* _INSTRUCTION_: Below are records to be output exactly, every one of them.

* _DATA EXTRACT_:
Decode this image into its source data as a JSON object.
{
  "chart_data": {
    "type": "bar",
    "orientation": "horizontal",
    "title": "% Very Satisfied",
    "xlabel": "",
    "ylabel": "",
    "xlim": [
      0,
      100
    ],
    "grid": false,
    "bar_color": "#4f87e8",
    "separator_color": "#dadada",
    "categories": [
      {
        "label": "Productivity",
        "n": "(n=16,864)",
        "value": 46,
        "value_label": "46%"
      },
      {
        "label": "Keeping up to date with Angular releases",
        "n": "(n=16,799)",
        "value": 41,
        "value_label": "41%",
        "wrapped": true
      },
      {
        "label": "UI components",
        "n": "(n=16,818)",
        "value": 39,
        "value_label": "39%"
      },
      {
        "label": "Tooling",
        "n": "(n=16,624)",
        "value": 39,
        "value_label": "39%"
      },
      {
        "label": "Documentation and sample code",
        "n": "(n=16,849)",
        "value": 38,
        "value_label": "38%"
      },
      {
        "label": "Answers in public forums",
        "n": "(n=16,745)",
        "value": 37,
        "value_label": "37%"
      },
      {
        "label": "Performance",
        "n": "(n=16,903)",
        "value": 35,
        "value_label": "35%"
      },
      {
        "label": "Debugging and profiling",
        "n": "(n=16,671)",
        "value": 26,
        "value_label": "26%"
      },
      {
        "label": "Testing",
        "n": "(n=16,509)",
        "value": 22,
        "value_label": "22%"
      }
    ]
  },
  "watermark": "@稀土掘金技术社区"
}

* _EXERCISE OUTPUT_:
Decode this image into its source data as a JSON object.
{
  "chart_data": {
    "type": "bar",
    "orientation": "horizontal",
    "title": "% Very Satisfied",
    "xlabel": "",
    "ylabel": "",
    "xlim": [
      0,
      100
    ],
    "grid": false,
    "bar_color": "#4f87e8",
    "separator_color": "#dadada",
    "categories": [
      {
        "label": "Productivity",
        "n": "(n=16,864)",
        "value": 46,
        "value_label": "46%"
      },
      {
        "label": "Keeping up to date with Angular releases",
        "n": "(n=16,799)",
        "value": 41,
        "value_label": "41%",
        "wrapped": true
      },
      {
        "label": "UI components",
        "n": "(n=16,818)",
        "value": 39,
        "value_label": "39%"
      },
      {
        "label": "Tooling",
        "n": "(n=16,624)",
        "value": 39,
        "value_label": "39%"
      },
      {
        "label": "Documentation and sample code",
        "n": "(n=16,849)",
        "value": 38,
        "value_label": "38%"
      },
      {
        "label": "Answers in public forums",
        "n": "(n=16,745)",
        "value": 37,
        "value_label": "37%"
      },
      {
        "label": "Performance",
        "n": "(n=16,903)",
        "value": 35,
        "value_label": "35%"
      },
      {
        "label": "Debugging and profiling",
        "n": "(n=16,671)",
        "value": 26,
        "value_label": "26%"
      },
      {
        "label": "Testing",
        "n": "(n=16,509)",
        "value": 22,
        "value_label": "22%"
      }
    ]
  },
  "watermark": "@稀土掘金技术社区"
}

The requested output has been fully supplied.